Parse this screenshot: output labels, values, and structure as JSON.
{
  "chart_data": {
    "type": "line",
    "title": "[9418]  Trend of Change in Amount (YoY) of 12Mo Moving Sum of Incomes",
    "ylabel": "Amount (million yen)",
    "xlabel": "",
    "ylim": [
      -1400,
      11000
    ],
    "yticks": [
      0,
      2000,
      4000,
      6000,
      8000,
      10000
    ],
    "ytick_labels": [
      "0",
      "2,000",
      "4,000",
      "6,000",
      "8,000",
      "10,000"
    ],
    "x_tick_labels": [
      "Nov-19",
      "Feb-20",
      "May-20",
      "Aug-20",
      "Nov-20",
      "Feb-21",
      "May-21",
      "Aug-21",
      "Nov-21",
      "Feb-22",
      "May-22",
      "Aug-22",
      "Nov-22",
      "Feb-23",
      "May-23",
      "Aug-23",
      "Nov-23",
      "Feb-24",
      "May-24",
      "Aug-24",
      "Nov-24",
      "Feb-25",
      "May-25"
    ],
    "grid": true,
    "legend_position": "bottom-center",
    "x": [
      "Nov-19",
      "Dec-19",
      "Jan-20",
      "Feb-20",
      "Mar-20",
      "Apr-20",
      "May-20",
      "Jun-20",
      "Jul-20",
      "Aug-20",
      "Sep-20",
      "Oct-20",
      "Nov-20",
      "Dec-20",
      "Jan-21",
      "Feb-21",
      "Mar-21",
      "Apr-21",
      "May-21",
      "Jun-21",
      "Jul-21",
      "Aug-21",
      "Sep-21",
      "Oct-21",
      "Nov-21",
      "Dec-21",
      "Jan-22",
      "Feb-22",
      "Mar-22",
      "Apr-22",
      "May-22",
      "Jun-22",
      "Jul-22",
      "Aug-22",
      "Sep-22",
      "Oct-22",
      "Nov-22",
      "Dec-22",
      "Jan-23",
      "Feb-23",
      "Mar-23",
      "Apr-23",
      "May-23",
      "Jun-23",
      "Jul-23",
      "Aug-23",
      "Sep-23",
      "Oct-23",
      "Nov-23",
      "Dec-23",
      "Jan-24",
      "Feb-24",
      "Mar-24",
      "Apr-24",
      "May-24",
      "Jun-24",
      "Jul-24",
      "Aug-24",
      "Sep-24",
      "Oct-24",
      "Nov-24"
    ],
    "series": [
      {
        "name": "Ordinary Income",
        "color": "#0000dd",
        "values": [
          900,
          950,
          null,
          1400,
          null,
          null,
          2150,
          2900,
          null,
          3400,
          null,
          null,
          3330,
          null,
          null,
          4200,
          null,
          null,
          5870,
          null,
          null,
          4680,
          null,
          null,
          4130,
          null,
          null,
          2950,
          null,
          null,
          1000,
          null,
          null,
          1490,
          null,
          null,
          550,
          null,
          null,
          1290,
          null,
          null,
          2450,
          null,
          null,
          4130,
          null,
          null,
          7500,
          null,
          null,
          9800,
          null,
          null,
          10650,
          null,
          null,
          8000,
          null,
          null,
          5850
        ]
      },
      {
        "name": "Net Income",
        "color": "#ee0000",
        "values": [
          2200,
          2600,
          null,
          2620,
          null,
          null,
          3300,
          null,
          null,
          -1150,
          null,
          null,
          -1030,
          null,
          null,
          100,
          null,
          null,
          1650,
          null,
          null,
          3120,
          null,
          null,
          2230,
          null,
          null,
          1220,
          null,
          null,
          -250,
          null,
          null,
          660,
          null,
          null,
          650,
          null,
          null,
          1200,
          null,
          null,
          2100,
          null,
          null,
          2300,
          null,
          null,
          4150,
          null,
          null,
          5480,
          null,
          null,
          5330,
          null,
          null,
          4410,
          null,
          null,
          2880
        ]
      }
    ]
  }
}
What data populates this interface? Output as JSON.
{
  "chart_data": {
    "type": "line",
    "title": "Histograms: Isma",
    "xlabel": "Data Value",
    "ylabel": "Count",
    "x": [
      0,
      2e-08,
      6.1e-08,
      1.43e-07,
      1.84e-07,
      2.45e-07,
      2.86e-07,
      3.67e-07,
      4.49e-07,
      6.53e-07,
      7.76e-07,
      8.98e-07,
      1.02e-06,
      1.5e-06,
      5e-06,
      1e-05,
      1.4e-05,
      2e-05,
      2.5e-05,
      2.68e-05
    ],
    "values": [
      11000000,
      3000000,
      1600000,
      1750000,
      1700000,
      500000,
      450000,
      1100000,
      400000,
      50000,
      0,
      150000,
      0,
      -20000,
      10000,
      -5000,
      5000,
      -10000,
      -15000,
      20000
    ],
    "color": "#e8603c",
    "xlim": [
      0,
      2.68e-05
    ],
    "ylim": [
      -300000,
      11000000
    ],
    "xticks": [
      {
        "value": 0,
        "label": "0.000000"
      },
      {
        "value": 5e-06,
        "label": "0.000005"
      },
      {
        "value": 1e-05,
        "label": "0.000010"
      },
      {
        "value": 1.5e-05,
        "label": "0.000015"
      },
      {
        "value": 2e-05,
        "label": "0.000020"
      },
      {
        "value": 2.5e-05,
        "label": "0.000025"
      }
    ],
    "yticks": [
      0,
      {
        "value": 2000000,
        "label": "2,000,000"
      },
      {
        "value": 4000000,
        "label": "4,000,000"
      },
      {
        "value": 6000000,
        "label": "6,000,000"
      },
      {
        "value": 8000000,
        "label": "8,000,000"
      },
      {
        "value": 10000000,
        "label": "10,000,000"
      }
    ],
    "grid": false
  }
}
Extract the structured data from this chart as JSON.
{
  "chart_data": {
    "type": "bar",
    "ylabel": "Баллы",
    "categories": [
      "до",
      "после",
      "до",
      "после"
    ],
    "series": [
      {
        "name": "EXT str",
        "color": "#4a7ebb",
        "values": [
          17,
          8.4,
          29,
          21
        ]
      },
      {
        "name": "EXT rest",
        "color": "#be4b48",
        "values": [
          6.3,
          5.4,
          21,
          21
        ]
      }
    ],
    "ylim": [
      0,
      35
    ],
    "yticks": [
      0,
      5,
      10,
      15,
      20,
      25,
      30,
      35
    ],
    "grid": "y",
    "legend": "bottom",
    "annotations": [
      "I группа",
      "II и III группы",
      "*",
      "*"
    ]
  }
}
-=-=-
*THE PROBLEM*: Extract the whole listing, character for character.

*EXERCISE RESULT*:
Parse this screenshot: output labels, values, and structure as JSON.
{
  "chart_data": {
    "type": "line",
    "title": "[9418]  Trend of Change in Amount (YoY) of 12Mo Moving Sum of Incomes",
    "ylabel": "Amount (million yen)",
    "xlabel": "",
    "ylim": [
      -1400,
      11000
    ],
    "yticks": [
      0,
      2000,
      4000,
      6000,
      8000,
      10000
    ],
    "ytick_labels": [
      "0",
      "2,000",
      "4,000",
      "6,000",
      "8,000",
      "10,000"
    ],
    "x_tick_labels": [
      "Nov-19",
      "Feb-20",
      "May-20",
      "Aug-20",
      "Nov-20",
      "Feb-21",
      "May-21",
      "Aug-21",
      "Nov-21",
      "Feb-22",
      "May-22",
      "Aug-22",
      "Nov-22",
      "Feb-23",
      "May-23",
      "Aug-23",
      "Nov-23",
      "Feb-24",
      "May-24",
      "Aug-24",
      "Nov-24",
      "Feb-25",
      "May-25"
    ],
    "grid": true,
    "legend_position": "bottom-center",
    "x": [
      "Nov-19",
      "Dec-19",
      "Jan-20",
      "Feb-20",
      "Mar-20",
      "Apr-20",
      "May-20",
      "Jun-20",
      "Jul-20",
      "Aug-20",
      "Sep-20",
      "Oct-20",
      "Nov-20",
      "Dec-20",
      "Jan-21",
      "Feb-21",
      "Mar-21",
      "Apr-21",
      "May-21",
      "Jun-21",
      "Jul-21",
      "Aug-21",
      "Sep-21",
      "Oct-21",
      "Nov-21",
      "Dec-21",
      "Jan-22",
      "Feb-22",
      "Mar-22",
      "Apr-22",
      "May-22",
      "Jun-22",
      "Jul-22",
      "Aug-22",
      "Sep-22",
      "Oct-22",
      "Nov-22",
      "Dec-22",
      "Jan-23",
      "Feb-23",
      "Mar-23",
      "Apr-23",
      "May-23",
      "Jun-23",
      "Jul-23",
      "Aug-23",
      "Sep-23",
      "Oct-23",
      "Nov-23",
      "Dec-23",
      "Jan-24",
      "Feb-24",
      "Mar-24",
      "Apr-24",
      "May-24",
      "Jun-24",
      "Jul-24",
      "Aug-24",
      "Sep-24",
      "Oct-24",
      "Nov-24"
    ],
    "series": [
      {
        "name": "Ordinary Income",
        "color": "#0000dd",
        "values": [
          900,
          950,
          null,
          1400,
          null,
          null,
          2150,
          2900,
          null,
          3400,
          null,
          null,
          3330,
          null,
          null,
          4200,
          null,
          null,
          5870,
          null,
          null,
          4680,
          null,
          null,
          4130,
          null,
          null,
          2950,
          null,
          null,
          1000,
          null,
          null,
          1490,
          null,
          null,
          550,
          null,
          null,
          1290,
          null,
          null,
          2450,
          null,
          null,
          4130,
          null,
          null,
          7500,
          null,
          null,
          9800,
          null,
          null,
          10650,
          null,
          null,
          8000,
          null,
          null,
          5850
        ]
      },
      {
        "name": "Net Income",
        "color": "#ee0000",
        "values": [
          2200,
          2600,
          null,
          2620,
          null,
          null,
          3300,
          null,
          null,
          -1150,
          null,
          null,
          -1030,
          null,
          null,
          100,
          null,
          null,
          1650,
          null,
          null,
          3120,
          null,
          null,
          2230,
          null,
          null,
          1220,
          null,
          null,
          -250,
          null,
          null,
          660,
          null,
          null,
          650,
          null,
          null,
          1200,
          null,
          null,
          2100,
          null,
          null,
          2300,
          null,
          null,
          4150,
          null,
          null,
          5480,
          null,
          null,
          5330,
          null,
          null,
          4410,
          null,
          null,
          2880
        ]
      }
    ]
  }
}
What data populates this interface? Output as JSON.
{
  "chart_data": {
    "type": "line",
    "title": "Histograms: Isma",
    "xlabel": "Data Value",
    "ylabel": "Count",
    "x": [
      0,
      2e-08,
      6.1e-08,
      1.43e-07,
      1.84e-07,
      2.45e-07,
      2.86e-07,
      3.67e-07,
      4.49e-07,
      6.53e-07,
      7.76e-07,
      8.98e-07,
      1.02e-06,
      1.5e-06,
      5e-06,
      1e-05,
      1.4e-05,
      2e-05,
      2.5e-05,
      2.68e-05
    ],
    "values": [
      11000000,
      3000000,
      1600000,
      1750000,
      1700000,
      500000,
      450000,
      1100000,
      400000,
      50000,
      0,
      150000,
      0,
      -20000,
      10000,
      -5000,
      5000,
      -10000,
      -15000,
      20000
    ],
    "color": "#e8603c",
    "xlim": [
      0,
      2.68e-05
    ],
    "ylim": [
      -300000,
      11000000
    ],
    "xticks": [
      {
        "value": 0,
        "label": "0.000000"
      },
      {
        "value": 5e-06,
        "label": "0.000005"
      },
      {
        "value": 1e-05,
        "label": "0.000010"
      },
      {
        "value": 1.5e-05,
        "label": "0.000015"
      },
      {
        "value": 2e-05,
        "label": "0.000020"
      },
      {
        "value": 2.5e-05,
        "label": "0.000025"
      }
    ],
    "yticks": [
      0,
      {
        "value": 2000000,
        "label": "2,000,000"
      },
      {
        "value": 4000000,
        "label": "4,000,000"
      },
      {
        "value": 6000000,
        "label": "6,000,000"
      },
      {
        "value": 8000000,
        "label": "8,000,000"
      },
      {
        "value": 10000000,
        "label": "10,000,000"
      }
    ],
    "grid": false
  }
}
Extract the structured data from this chart as JSON.
{
  "chart_data": {
    "type": "bar",
    "ylabel": "Баллы",
    "categories": [
      "до",
      "после",
      "до",
      "после"
    ],
    "series": [
      {
        "name": "EXT str",
        "color": "#4a7ebb",
        "values": [
          17,
          8.4,
          29,
          21
        ]
      },
      {
        "name": "EXT rest",
        "color": "#be4b48",
        "values": [
          6.3,
          5.4,
          21,
          21
        ]
      }
    ],
    "ylim": [
      0,
      35
    ],
    "yticks": [
      0,
      5,
      10,
      15,
      20,
      25,
      30,
      35
    ],
    "grid": "y",
    "legend": "bottom",
    "annotations": [
      "I группа",
      "II и III группы",
      "*",
      "*"
    ]
  }
}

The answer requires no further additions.